§ **Description of the task**: Filter the records below and copy every line containing the word "selected".

(Collected data entries)
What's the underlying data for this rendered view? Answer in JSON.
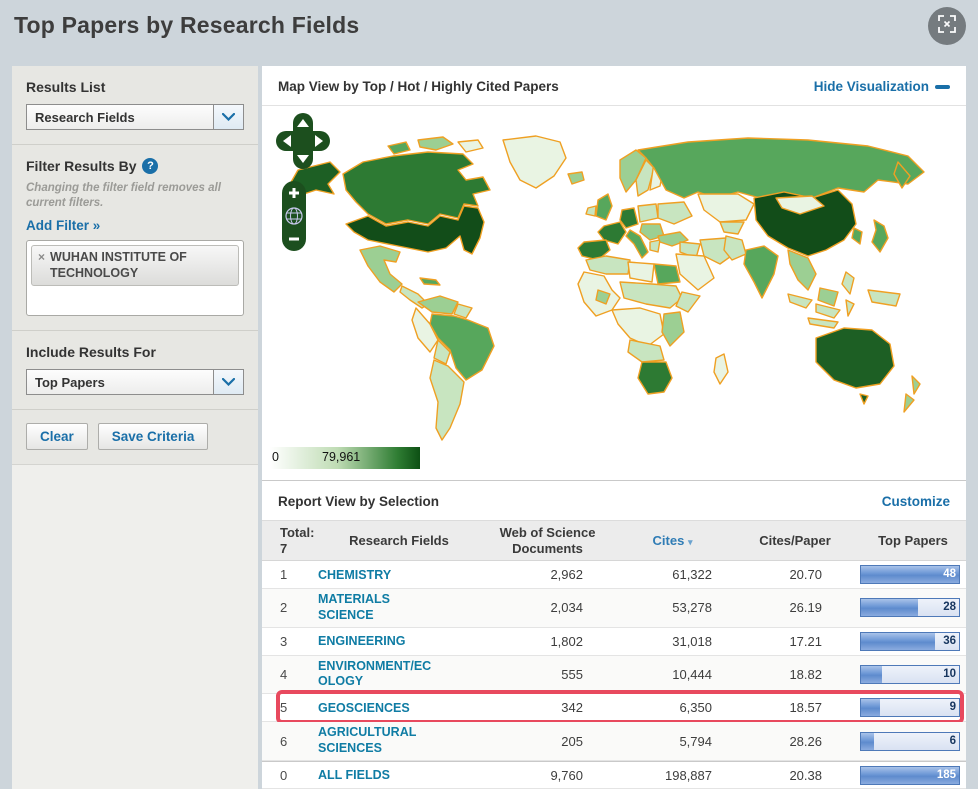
{
  "page": {
    "title": "Top Papers by Research Fields"
  },
  "sidebar": {
    "results_list": {
      "label": "Results List",
      "selected": "Research Fields"
    },
    "filter": {
      "label": "Filter Results By",
      "help_glyph": "?",
      "note": "Changing the filter field removes all current filters.",
      "add_filter": "Add Filter »",
      "tag": {
        "remove_glyph": "×",
        "label": "WUHAN INSTITUTE OF TECHNOLOGY"
      }
    },
    "include": {
      "label": "Include Results For",
      "selected": "Top Papers"
    },
    "buttons": {
      "clear": "Clear",
      "save": "Save Criteria"
    }
  },
  "map": {
    "title": "Map View by Top / Hot / Highly Cited Papers",
    "hide_link": "Hide Visualization",
    "legend": {
      "min": "0",
      "max": "79,961"
    },
    "zoom_in_glyph": "+",
    "zoom_out_glyph": "−",
    "colors": {
      "border": "#EFA023",
      "scale_low": "#FFFFFF",
      "scale_high": "#0D5014",
      "control_green": "#1C4F1E"
    }
  },
  "report": {
    "title": "Report View by Selection",
    "customize": "Customize",
    "table": {
      "total_label": "Total:",
      "total_value": "7",
      "headers": {
        "field": "Research Fields",
        "docs": "Web of Science Documents",
        "cites": "Cites",
        "sort_glyph": "▾",
        "cites_per_paper": "Cites/Paper",
        "top_papers": "Top Papers"
      },
      "rows": [
        {
          "rank": "1",
          "field": "CHEMISTRY",
          "docs": "2,962",
          "cites": "61,322",
          "cites_per_paper": "20.70",
          "top_papers": "48",
          "bar_pct": 100,
          "highlighted": false
        },
        {
          "rank": "2",
          "field": "MATERIALS SCIENCE",
          "docs": "2,034",
          "cites": "53,278",
          "cites_per_paper": "26.19",
          "top_papers": "28",
          "bar_pct": 58,
          "highlighted": false
        },
        {
          "rank": "3",
          "field": "ENGINEERING",
          "docs": "1,802",
          "cites": "31,018",
          "cites_per_paper": "17.21",
          "top_papers": "36",
          "bar_pct": 75,
          "highlighted": false
        },
        {
          "rank": "4",
          "field": "ENVIRONMENT/ECOLOGY",
          "docs": "555",
          "cites": "10,444",
          "cites_per_paper": "18.82",
          "top_papers": "10",
          "bar_pct": 21,
          "highlighted": false
        },
        {
          "rank": "5",
          "field": "GEOSCIENCES",
          "docs": "342",
          "cites": "6,350",
          "cites_per_paper": "18.57",
          "top_papers": "9",
          "bar_pct": 19,
          "highlighted": true
        },
        {
          "rank": "6",
          "field": "AGRICULTURAL SCIENCES",
          "docs": "205",
          "cites": "5,794",
          "cites_per_paper": "28.26",
          "top_papers": "6",
          "bar_pct": 13,
          "highlighted": false
        },
        {
          "rank": "0",
          "field": "ALL FIELDS",
          "docs": "9,760",
          "cites": "198,887",
          "cites_per_paper": "20.38",
          "top_papers": "185",
          "bar_pct": 100,
          "highlighted": false
        }
      ]
    }
  }
}
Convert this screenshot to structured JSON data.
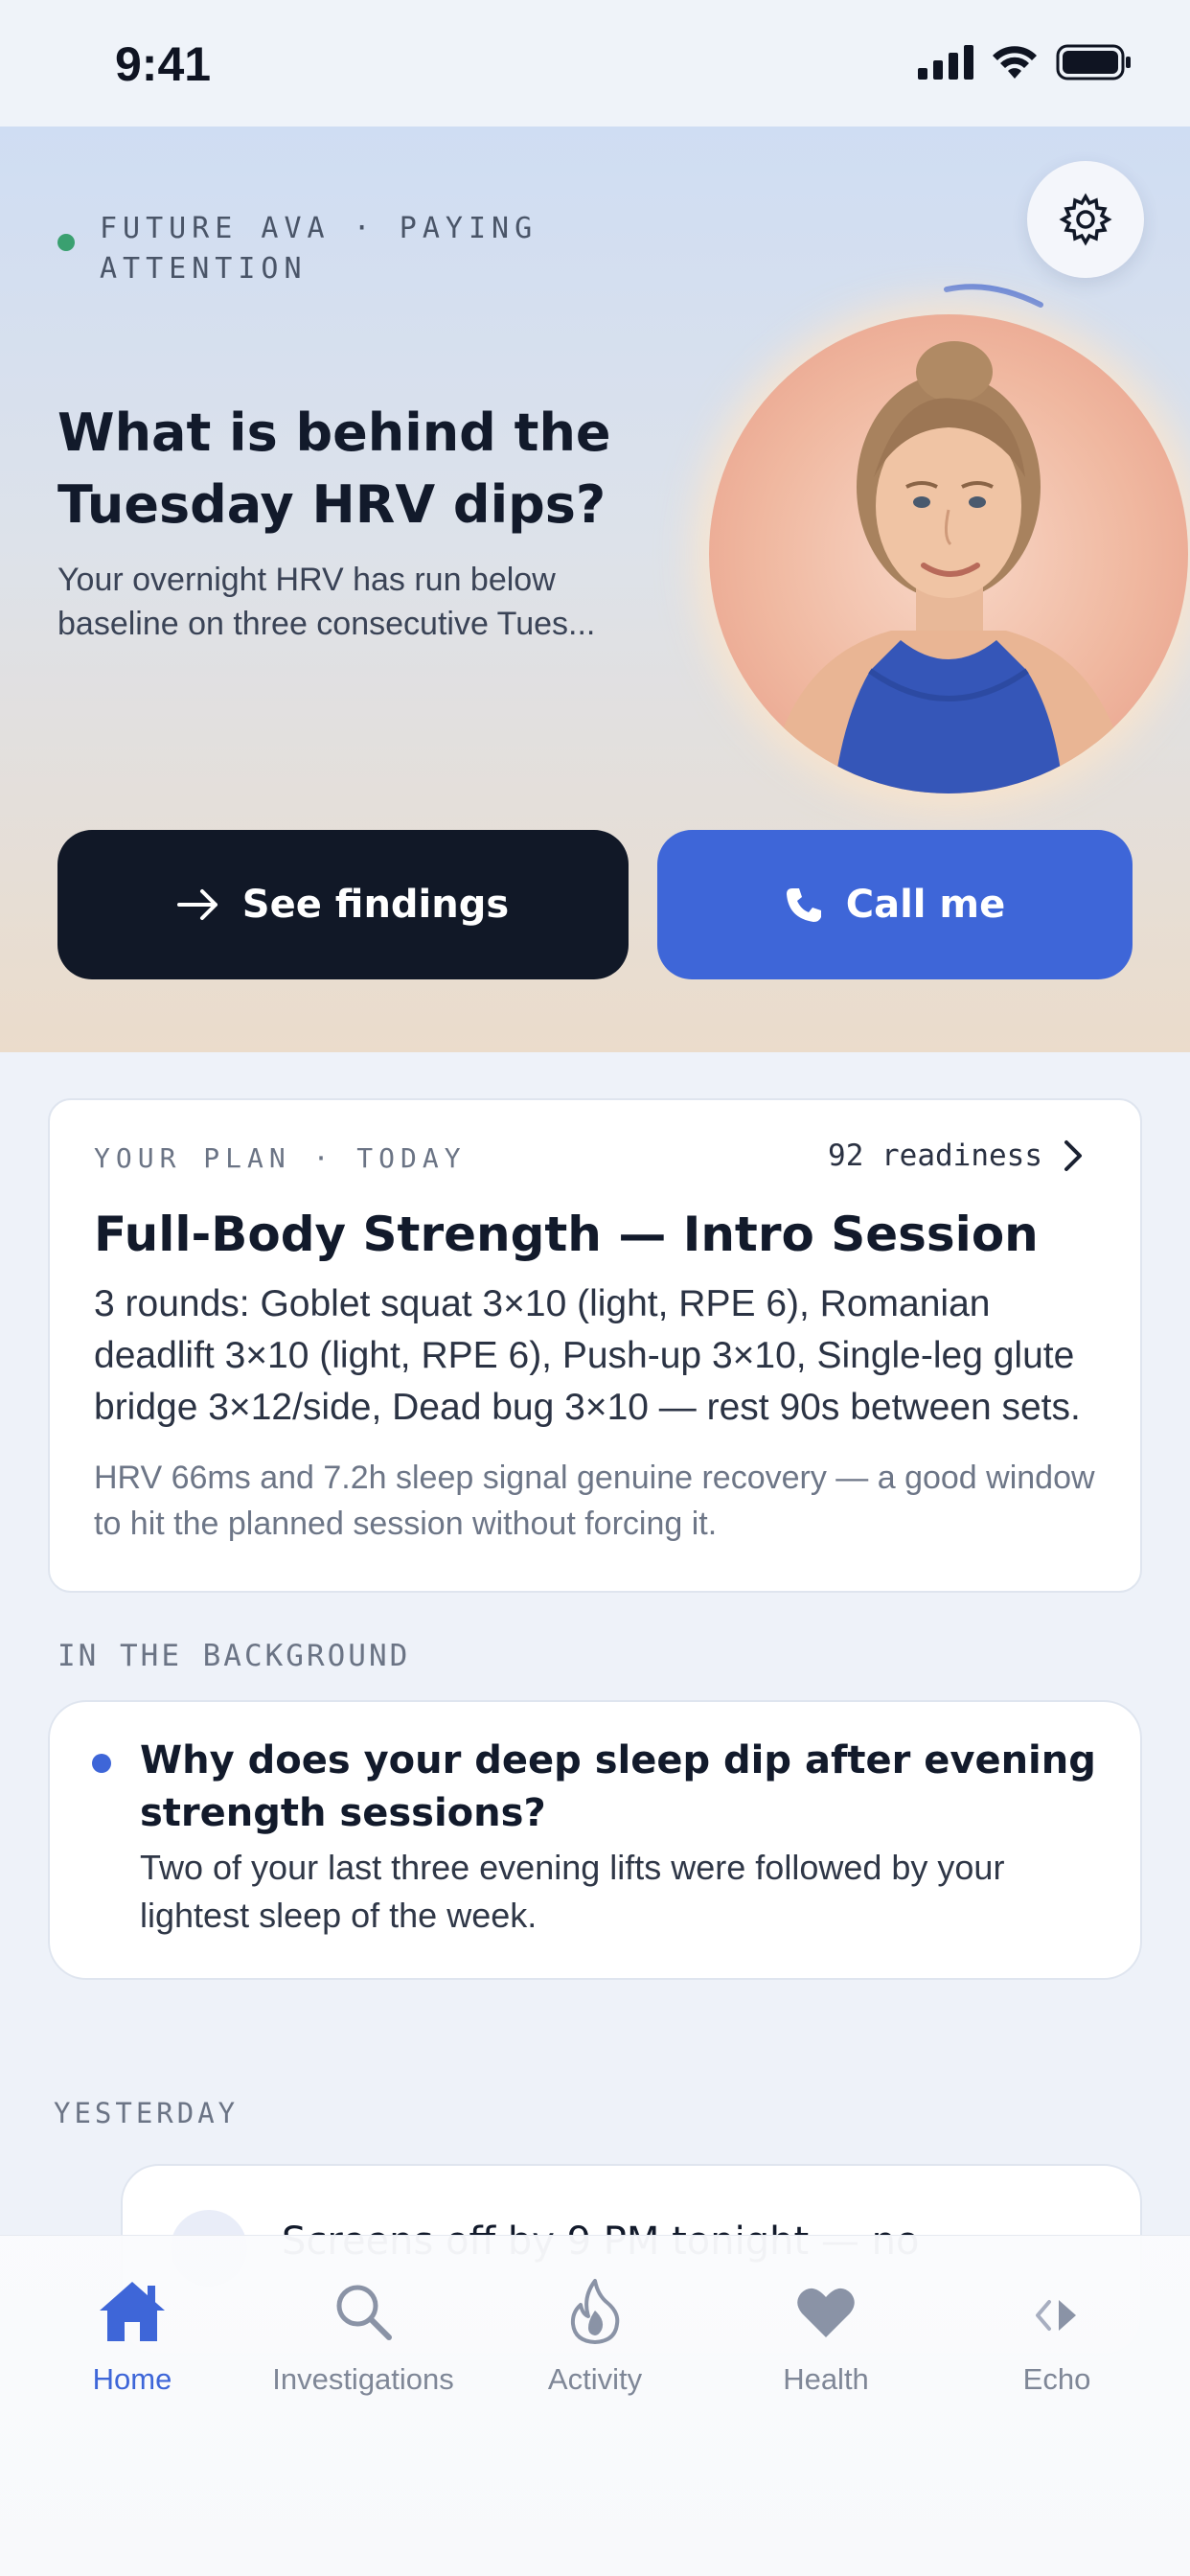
{
  "status_bar": {
    "time": "9:41"
  },
  "hero": {
    "presence_label": "FUTURE AVA · PAYING ATTENTION",
    "title": "What is behind the Tuesday HRV dips?",
    "subtitle": "Your overnight HRV has run below baseline on three consecutive Tues...",
    "primary_button": "See findings",
    "secondary_button": "Call me"
  },
  "plan": {
    "eyebrow": "YOUR PLAN · TODAY",
    "readiness": "92 readiness",
    "title": "Full-Body Strength — Intro Session",
    "body": "3 rounds: Goblet squat 3×10 (light, RPE 6), Romanian deadlift 3×10 (light, RPE 6), Push-up 3×10, Single-leg glute bridge 3×12/side, Dead bug 3×10 — rest 90s between sets.",
    "note": "HRV 66ms and 7.2h sleep signal genuine recovery — a good window to hit the planned session without forcing it."
  },
  "background": {
    "section_label": "IN THE BACKGROUND",
    "title": "Why does your deep sleep dip after evening strength sessions?",
    "body": "Two of your last three evening lifts were followed by your lightest sleep of the week."
  },
  "yesterday": {
    "section_label": "YESTERDAY",
    "item_title": "Screens off by 9 PM tonight — no"
  },
  "tabs": [
    {
      "label": "Home",
      "icon": "home-icon",
      "active": true
    },
    {
      "label": "Investigations",
      "icon": "search-icon",
      "active": false
    },
    {
      "label": "Activity",
      "icon": "flame-icon",
      "active": false
    },
    {
      "label": "Health",
      "icon": "heart-icon",
      "active": false
    },
    {
      "label": "Echo",
      "icon": "echo-icon",
      "active": false
    }
  ],
  "colors": {
    "accent": "#3e66d8",
    "dark_button": "#111827",
    "presence_dot": "#3aa070",
    "page_bg": "#eef2f9"
  }
}
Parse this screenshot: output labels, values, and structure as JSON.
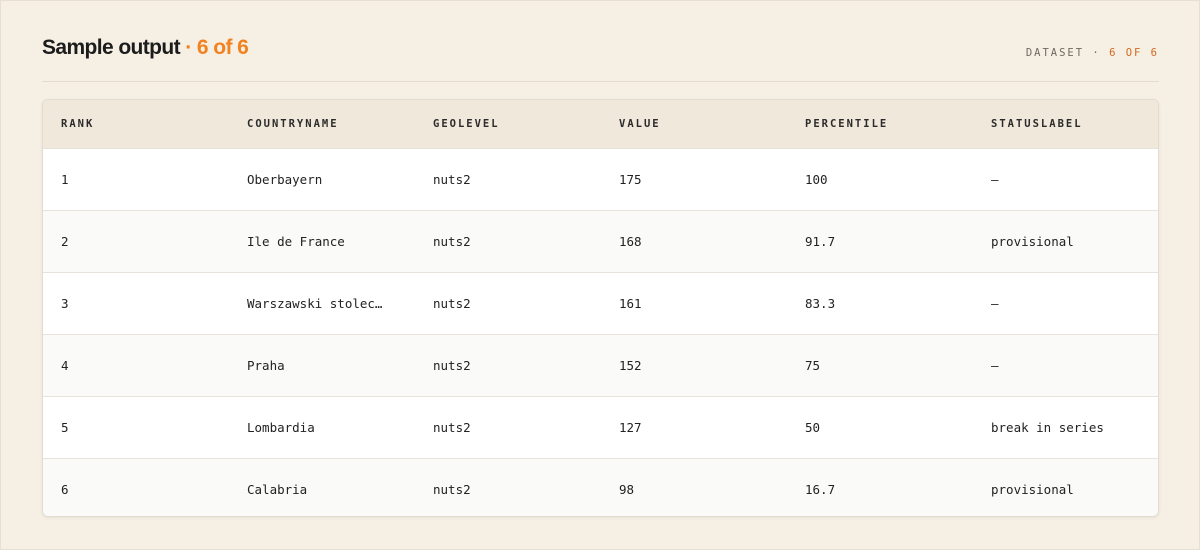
{
  "header": {
    "title_main": "Sample output",
    "title_sep": " · ",
    "title_count": "6 of 6",
    "dataset_label": "DATASET",
    "dataset_sep": " · ",
    "dataset_count": "6 OF 6"
  },
  "table": {
    "columns": [
      "RANK",
      "COUNTRYNAME",
      "GEOLEVEL",
      "VALUE",
      "PERCENTILE",
      "STATUSLABEL"
    ],
    "rows": [
      [
        "1",
        "Oberbayern",
        "nuts2",
        "175",
        "100",
        "—"
      ],
      [
        "2",
        "Ile de France",
        "nuts2",
        "168",
        "91.7",
        "provisional"
      ],
      [
        "3",
        "Warszawski stolec…",
        "nuts2",
        "161",
        "83.3",
        "—"
      ],
      [
        "4",
        "Praha",
        "nuts2",
        "152",
        "75",
        "—"
      ],
      [
        "5",
        "Lombardia",
        "nuts2",
        "127",
        "50",
        "break in series"
      ],
      [
        "6",
        "Calabria",
        "nuts2",
        "98",
        "16.7",
        "provisional"
      ]
    ]
  },
  "colors": {
    "accent": "#f2821f",
    "background": "#f5efe4",
    "header_row": "#f0e8db"
  }
}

§ **Final result**:
      "selected": "Research Fields"
      "selected": "Top Papers"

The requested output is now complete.